STATED EXERCISE
Output the records exactly as they appear, with no pictures included.

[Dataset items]
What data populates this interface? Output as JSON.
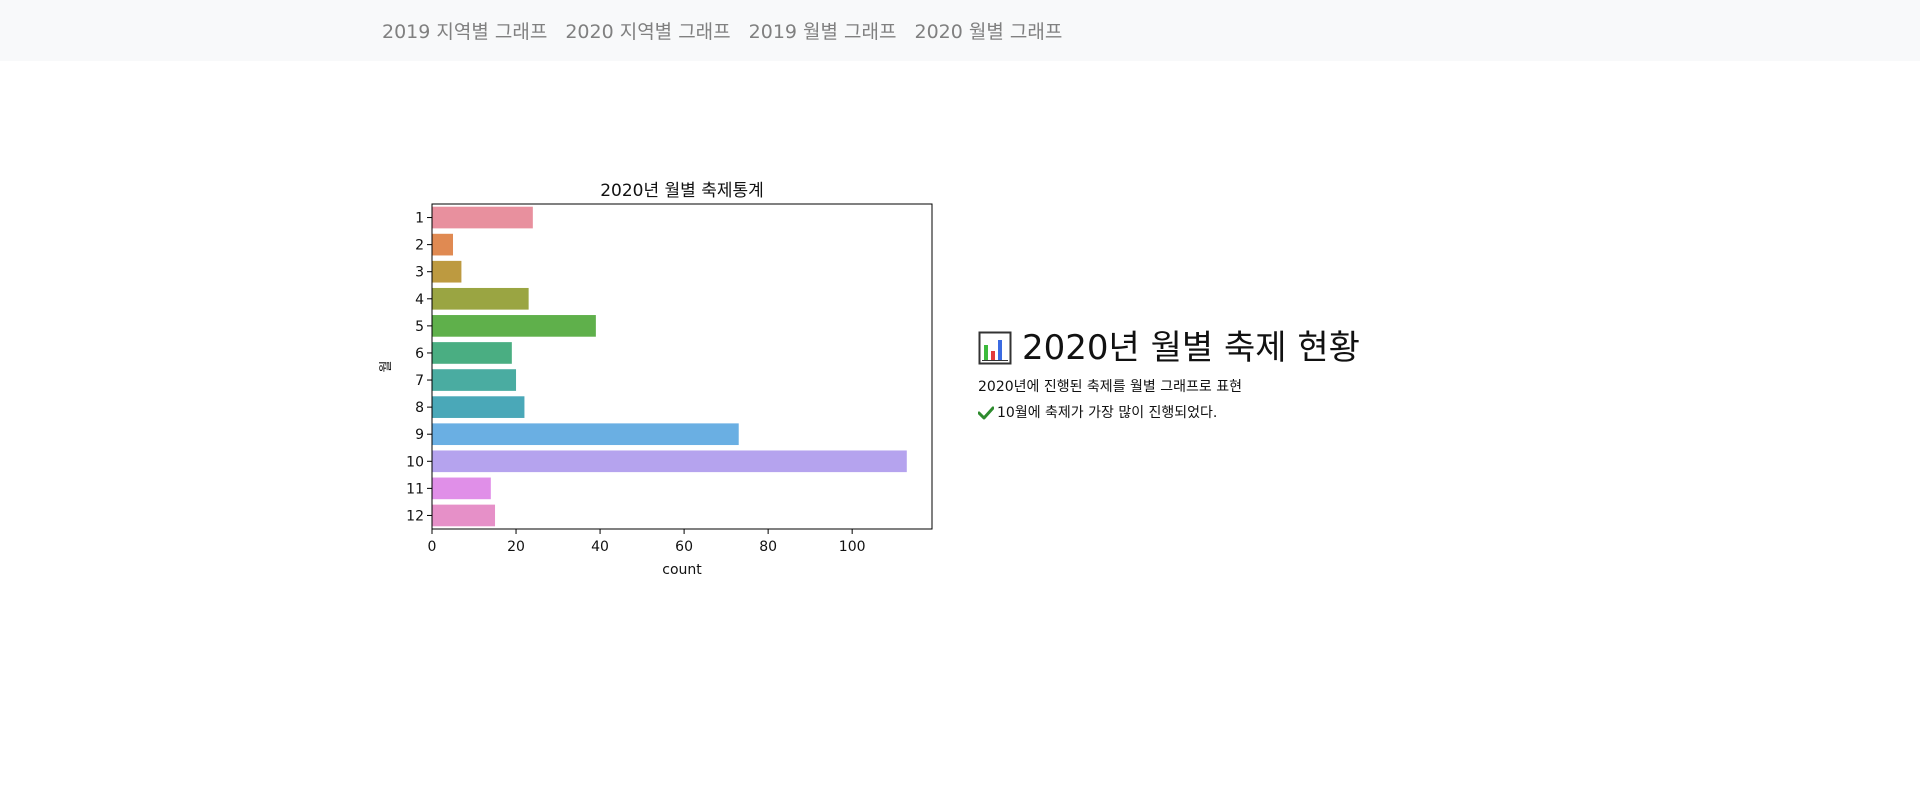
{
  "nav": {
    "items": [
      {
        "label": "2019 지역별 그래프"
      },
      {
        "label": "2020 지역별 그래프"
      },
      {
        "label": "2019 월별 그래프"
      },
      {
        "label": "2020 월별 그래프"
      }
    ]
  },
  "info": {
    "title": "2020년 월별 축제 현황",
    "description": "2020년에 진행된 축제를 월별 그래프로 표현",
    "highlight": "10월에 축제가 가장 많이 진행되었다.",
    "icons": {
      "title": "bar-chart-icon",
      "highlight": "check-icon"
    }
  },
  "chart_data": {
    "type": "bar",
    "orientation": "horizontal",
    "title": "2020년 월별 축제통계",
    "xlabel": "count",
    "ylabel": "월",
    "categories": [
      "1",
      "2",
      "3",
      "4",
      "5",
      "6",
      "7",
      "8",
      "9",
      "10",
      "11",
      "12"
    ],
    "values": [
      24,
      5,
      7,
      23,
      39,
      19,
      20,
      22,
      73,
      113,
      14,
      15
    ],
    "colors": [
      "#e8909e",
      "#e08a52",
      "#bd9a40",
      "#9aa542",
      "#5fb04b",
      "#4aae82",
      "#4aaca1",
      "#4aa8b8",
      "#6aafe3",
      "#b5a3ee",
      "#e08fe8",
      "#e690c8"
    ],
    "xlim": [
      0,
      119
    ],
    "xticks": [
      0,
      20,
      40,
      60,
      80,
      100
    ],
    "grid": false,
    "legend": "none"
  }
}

TASK SOLUTION
What data populates this interface? Output as JSON.
{
  "nav": {
    "items": [
      {
        "label": "2019 지역별 그래프"
      },
      {
        "label": "2020 지역별 그래프"
      },
      {
        "label": "2019 월별 그래프"
      },
      {
        "label": "2020 월별 그래프"
      }
    ]
  },
  "info": {
    "title": "2020년 월별 축제 현황",
    "description": "2020년에 진행된 축제를 월별 그래프로 표현",
    "highlight": "10월에 축제가 가장 많이 진행되었다.",
    "icons": {
      "title": "bar-chart-icon",
      "highlight": "check-icon"
    }
  },
  "chart_data": {
    "type": "bar",
    "orientation": "horizontal",
    "title": "2020년 월별 축제통계",
    "xlabel": "count",
    "ylabel": "월",
    "categories": [
      "1",
      "2",
      "3",
      "4",
      "5",
      "6",
      "7",
      "8",
      "9",
      "10",
      "11",
      "12"
    ],
    "values": [
      24,
      5,
      7,
      23,
      39,
      19,
      20,
      22,
      73,
      113,
      14,
      15
    ],
    "colors": [
      "#e8909e",
      "#e08a52",
      "#bd9a40",
      "#9aa542",
      "#5fb04b",
      "#4aae82",
      "#4aaca1",
      "#4aa8b8",
      "#6aafe3",
      "#b5a3ee",
      "#e08fe8",
      "#e690c8"
    ],
    "xlim": [
      0,
      119
    ],
    "xticks": [
      0,
      20,
      40,
      60,
      80,
      100
    ],
    "grid": false,
    "legend": "none"
  }
}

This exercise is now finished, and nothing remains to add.